Transcribe every entry word for word. Skip the pictures.

Given data
—————
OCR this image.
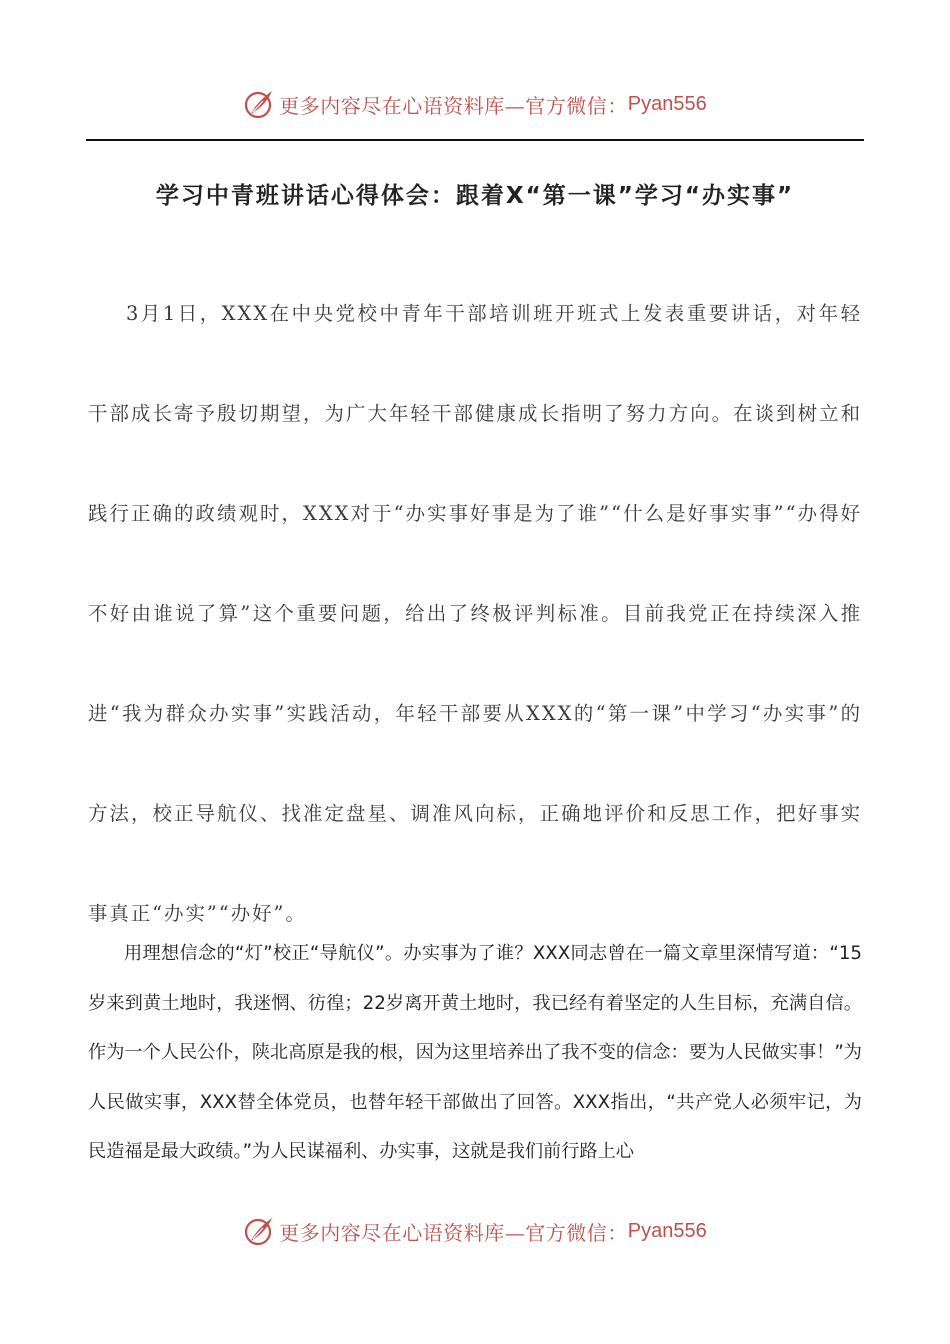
更多内容尽在心语资料库—官方微信： Pyan556
学习中青班讲话心得体会：跟着X“第一课”学习“办实事”

3月1日，XXX在中央党校中青年干部培训班开班式上发表重要讲话，对年轻干部成长寄予殷切期望，为广大年轻干部健康成长指明了努力方向。在谈到树立和践行正确的政绩观时，XXX对于“办实事好事是为了谁”“什么是好事实事”“办得好不好由谁说了算”这个重要问题，给出了终极评判标准。目前我党正在持续深入推进“我为群众办实事”实践活动，年轻干部要从XXX的“第一课”中学习“办实事”的方法，校正导航仪、找准定盘星、调准风向标，正确地评价和反思工作，把好事实事真正“办实”“办好”。

用理想信念的“灯”校正“导航仪”。办实事为了谁？XXX同志曾在一篇文章里深情写道：“15岁来到黄土地时，我迷惘、彷徨；22岁离开黄土地时，我已经有着坚定的人生目标，充满自信。作为一个人民公仆，陕北高原是我的根，因为这里培养出了我不变的信念：要为人民做实事！”为人民做实事，XXX替全体党员，也替年轻干部做出了回答。XXX指出，“共产党人必须牢记，为民造福是最大政绩。”为人民谋福利、办实事，这就是我们前行路上心

更多内容尽在心语资料库—官方微信： Pyan556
—————
Correct response
OCR this image.
更多内容尽在心语资料库—官方微信： Pyan556
学习中青班讲话心得体会：跟着X“第一课”学习“办实事”

3月1日，XXX在中央党校中青年干部培训班开班式上发表重要讲话，对年轻干部成长寄予殷切期望，为广大年轻干部健康成长指明了努力方向。在谈到树立和践行正确的政绩观时，XXX对于“办实事好事是为了谁”“什么是好事实事”“办得好不好由谁说了算”这个重要问题，给出了终极评判标准。目前我党正在持续深入推进“我为群众办实事”实践活动，年轻干部要从XXX的“第一课”中学习“办实事”的方法，校正导航仪、找准定盘星、调准风向标，正确地评价和反思工作，把好事实事真正“办实”“办好”。

用理想信念的“灯”校正“导航仪”。办实事为了谁？XXX同志曾在一篇文章里深情写道：“15岁来到黄土地时，我迷惘、彷徨；22岁离开黄土地时，我已经有着坚定的人生目标，充满自信。作为一个人民公仆，陕北高原是我的根，因为这里培养出了我不变的信念：要为人民做实事！”为人民做实事，XXX替全体党员，也替年轻干部做出了回答。XXX指出，“共产党人必须牢记，为民造福是最大政绩。”为人民谋福利、办实事，这就是我们前行路上心

更多内容尽在心语资料库—官方微信： Pyan556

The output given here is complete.